Task directions:
Check each line of the records below for the word "title" and copy those where it appears.

Stored data entries:
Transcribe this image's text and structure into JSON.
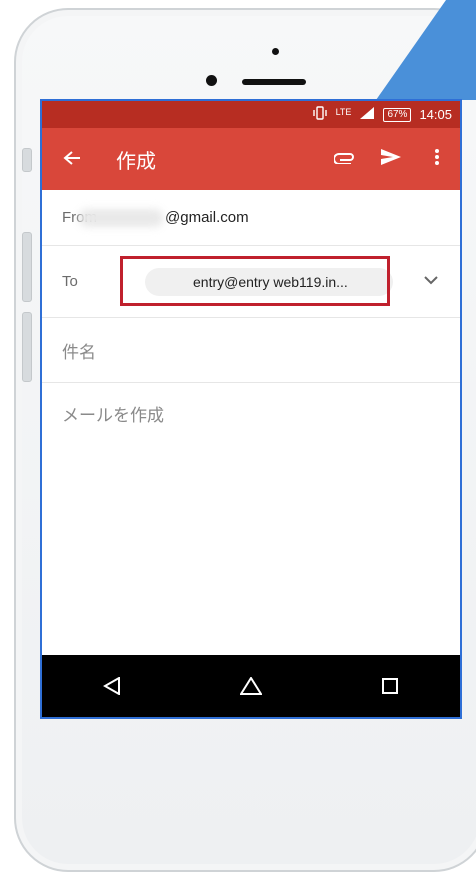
{
  "status_bar": {
    "network": "LTE",
    "battery": "67%",
    "time": "14:05"
  },
  "app_bar": {
    "back_icon": "arrow-left-icon",
    "title": "作成",
    "attach_icon": "paperclip-icon",
    "send_icon": "send-icon",
    "menu_icon": "more-vert-icon"
  },
  "compose": {
    "from_label": "From",
    "from_email": "@gmail.com",
    "to_label": "To",
    "to_chip": "entry@entry    web119.in...",
    "subject_placeholder": "件名",
    "body_placeholder": "メールを作成"
  },
  "nav_bar": {
    "back": "triangle-back-icon",
    "home": "home-icon",
    "recents": "square-recents-icon"
  },
  "colors": {
    "status_bar": "#b72d22",
    "app_bar": "#d9473a",
    "highlight": "#c0202d",
    "screen_border": "#2f6fd6",
    "callout": "#4a90d9"
  }
}
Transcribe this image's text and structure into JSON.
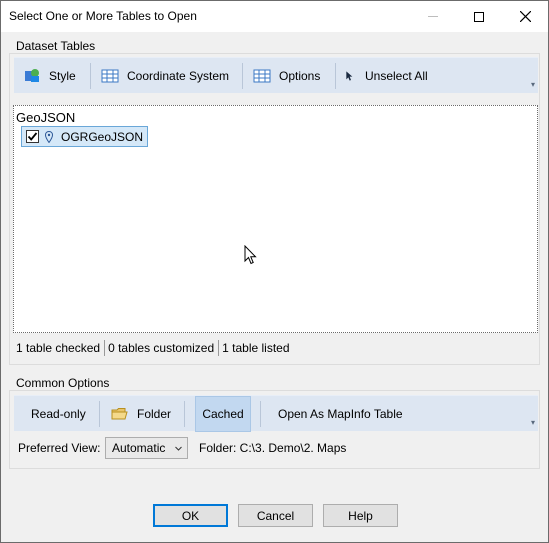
{
  "window": {
    "title": "Select One or More Tables to Open"
  },
  "dataset_tables": {
    "label": "Dataset Tables",
    "toolbar": {
      "style": "Style",
      "coordinate_system": "Coordinate System",
      "options": "Options",
      "unselect_all": "Unselect All"
    },
    "list": {
      "group": "GeoJSON",
      "items": [
        {
          "label": "OGRGeoJSON",
          "checked": true
        }
      ]
    },
    "status": {
      "checked": "1 table checked",
      "customized": "0 tables customized",
      "listed": "1 table listed"
    }
  },
  "common_options": {
    "label": "Common Options",
    "toolbar": {
      "read_only": "Read-only",
      "folder": "Folder",
      "cached": "Cached",
      "open_as_mapinfo": "Open As MapInfo Table"
    },
    "preferred_view_label": "Preferred View:",
    "preferred_view_value": "Automatic",
    "folder_path": "Folder: C:\\3. Demo\\2. Maps"
  },
  "buttons": {
    "ok": "OK",
    "cancel": "Cancel",
    "help": "Help"
  },
  "colors": {
    "toolbar_bg": "#dde6f2",
    "selected_bg": "#c2d8f0",
    "accent": "#0078d7"
  }
}
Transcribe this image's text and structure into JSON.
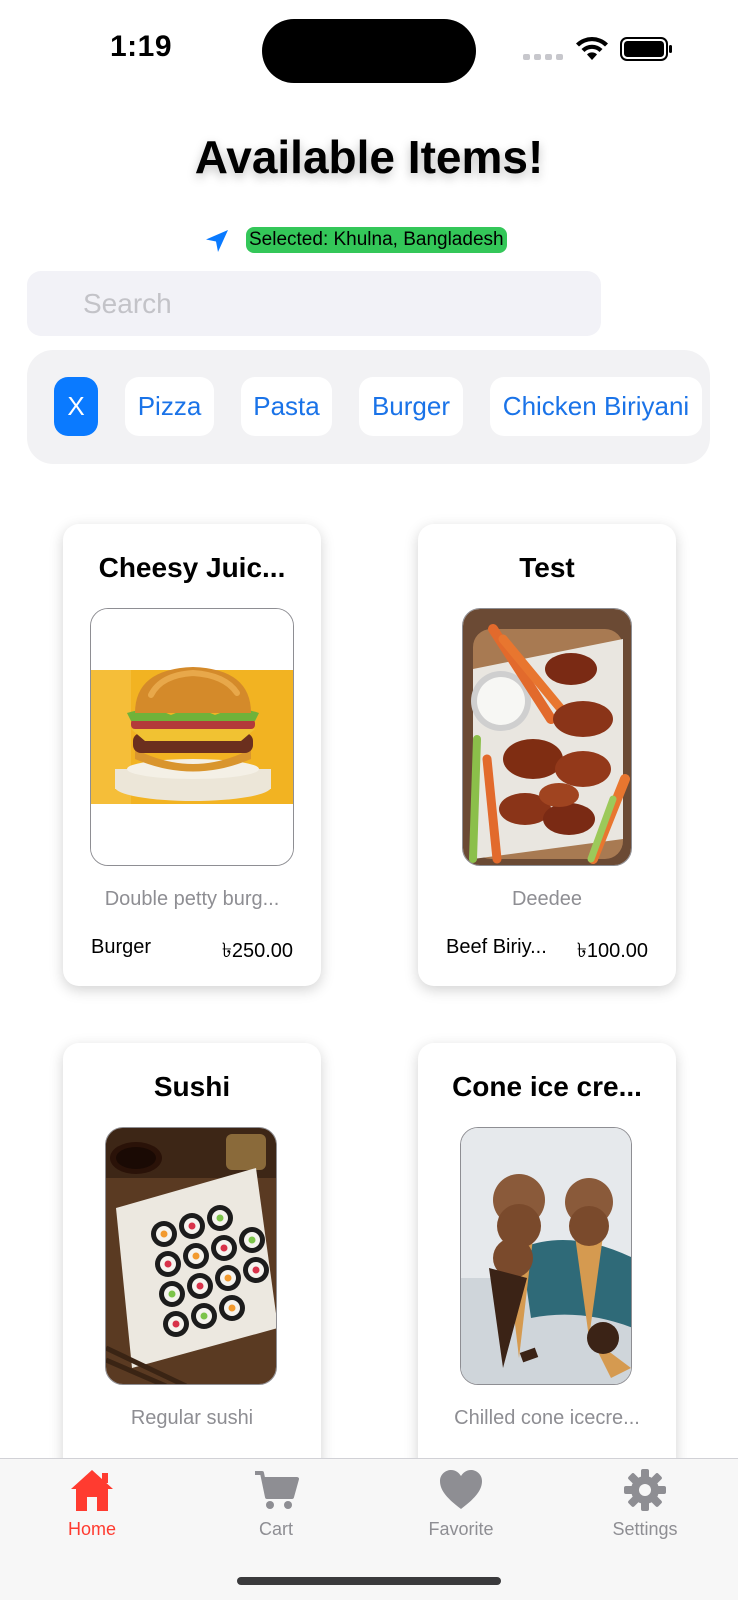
{
  "status_bar": {
    "time": "1:19"
  },
  "header": {
    "title": "Available Items!",
    "location_label": "Selected: Khulna, Bangladesh"
  },
  "search": {
    "placeholder": "Search",
    "value": ""
  },
  "categories": {
    "clear_label": "X",
    "items": [
      "Pizza",
      "Pasta",
      "Burger",
      "Chicken Biriyani"
    ]
  },
  "items": [
    {
      "title": "Cheesy Juic...",
      "description": "Double petty burg...",
      "category": "Burger",
      "price": "৳250.00",
      "image": "burger-image"
    },
    {
      "title": "Test",
      "description": "Deedee",
      "category": "Beef Biriy...",
      "price": "৳100.00",
      "image": "chicken-wings-image"
    },
    {
      "title": "Sushi",
      "description": "Regular sushi",
      "category": "",
      "price": "",
      "image": "sushi-image"
    },
    {
      "title": "Cone ice cre...",
      "description": "Chilled cone icecre...",
      "category": "",
      "price": "",
      "image": "ice-cream-image"
    }
  ],
  "tab_bar": {
    "tabs": [
      {
        "label": "Home",
        "icon": "house-icon",
        "active": true
      },
      {
        "label": "Cart",
        "icon": "cart-icon",
        "active": false
      },
      {
        "label": "Favorite",
        "icon": "heart-icon",
        "active": false
      },
      {
        "label": "Settings",
        "icon": "gear-icon",
        "active": false
      }
    ]
  },
  "colors": {
    "accent_blue": "#0a7aff",
    "location_green": "#34c759",
    "active_tab_red": "#ff3b30",
    "inactive_gray": "#8e8e93"
  }
}
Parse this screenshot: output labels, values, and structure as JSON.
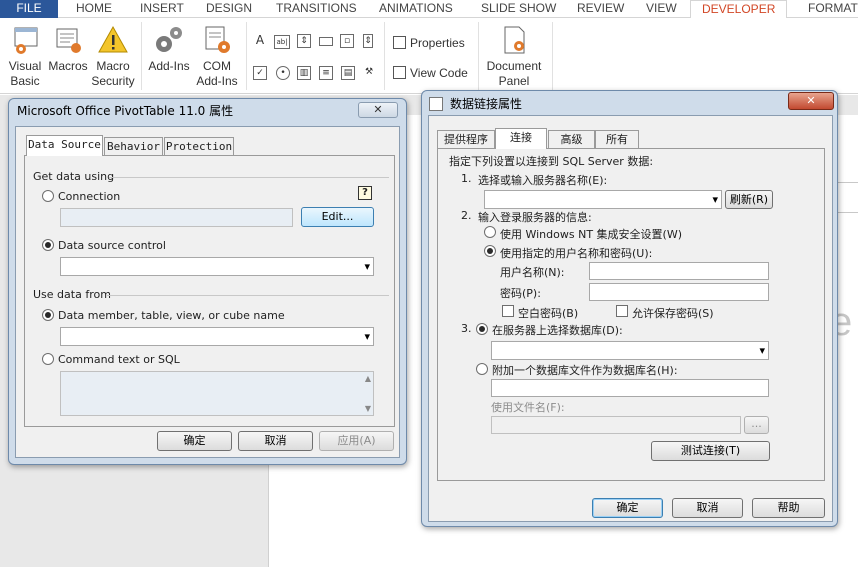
{
  "ribbon": {
    "tabs": [
      "FILE",
      "HOME",
      "INSERT",
      "DESIGN",
      "TRANSITIONS",
      "ANIMATIONS",
      "SLIDE SHOW",
      "REVIEW",
      "VIEW",
      "DEVELOPER",
      "FORMAT"
    ],
    "active_tab": "DEVELOPER",
    "buttons": {
      "visual_basic": [
        "Visual",
        "Basic"
      ],
      "macros": "Macros",
      "macro_security": [
        "Macro",
        "Security"
      ],
      "add_ins": "Add-Ins",
      "com_add_ins": [
        "COM",
        "Add-Ins"
      ],
      "properties": "Properties",
      "view_code": "View Code",
      "document_panel": [
        "Document",
        "Panel"
      ]
    }
  },
  "pivot_dialog": {
    "title": "Microsoft Office PivotTable 11.0 属性",
    "tabs": [
      "Data Source",
      "Behavior",
      "Protection"
    ],
    "get_data_group": "Get data using",
    "connection_label": "Connection",
    "edit_button": "Edit...",
    "help_glyph": "?",
    "data_source_control_label": "Data source control",
    "use_data_group": "Use data from",
    "data_member_label": "Data member, table, view, or cube name",
    "command_text_label": "Command text or SQL",
    "ok_button": "确定",
    "cancel_button": "取消",
    "apply_button": "应用(A)"
  },
  "datalink_dialog": {
    "title": "数据链接属性",
    "tabs": [
      "提供程序",
      "连接",
      "高级",
      "所有"
    ],
    "intro": "指定下列设置以连接到 SQL Server 数据:",
    "step1_num": "1.",
    "step1": "选择或输入服务器名称(E):",
    "refresh_button": "刷新(R)",
    "step2_num": "2.",
    "step2": "输入登录服务器的信息:",
    "nt_security": "使用 Windows NT 集成安全设置(W)",
    "specific_user": "使用指定的用户名称和密码(U):",
    "username_label": "用户名称(N):",
    "password_label": "密码(P):",
    "blank_password": "空白密码(B)",
    "allow_save_password": "允许保存密码(S)",
    "step3_num": "3.",
    "select_db": "在服务器上选择数据库(D):",
    "attach_db": "附加一个数据库文件作为数据库名(H):",
    "use_filename": "使用文件名(F):",
    "browse_button": "...",
    "test_button": "测试连接(T)",
    "ok_button": "确定",
    "cancel_button": "取消",
    "help_button": "帮助"
  },
  "colors": {
    "file_tab": "#2b579a",
    "active_tab_text": "#d24726",
    "dialog_frame": "#cfdcea",
    "close_button": "#c24930"
  },
  "icons": [
    "visual-basic-icon",
    "macros-icon",
    "macro-security-icon",
    "add-ins-icon",
    "com-add-ins-icon",
    "properties-icon",
    "view-code-icon",
    "document-panel-icon",
    "close-icon",
    "help-icon",
    "dialog-app-icon"
  ]
}
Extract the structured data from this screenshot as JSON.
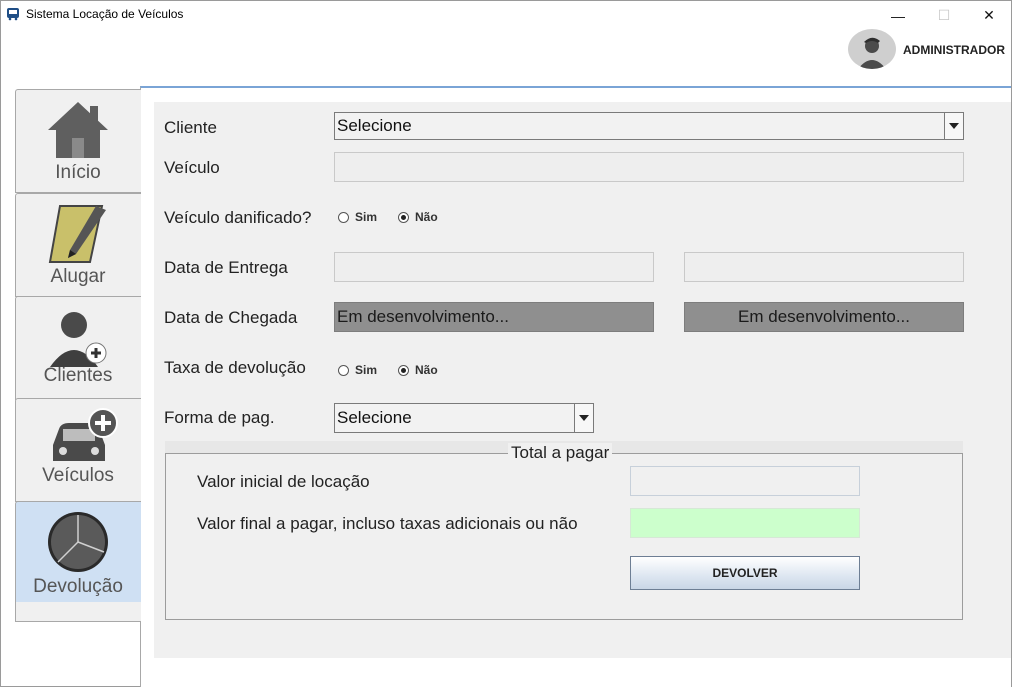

Task result:
    "title": "作成",
    "title": "Select One or More Tables to Open"
    "title": "Available Items!",
      "title": "Cheesy Juic...",
      "title": "Test",
      "title": "Sushi",
      "title": "Cone ice cre...",
    "title": "Microsoft Office PivotTable 11.0 属性",
    "title": "数据链接属性",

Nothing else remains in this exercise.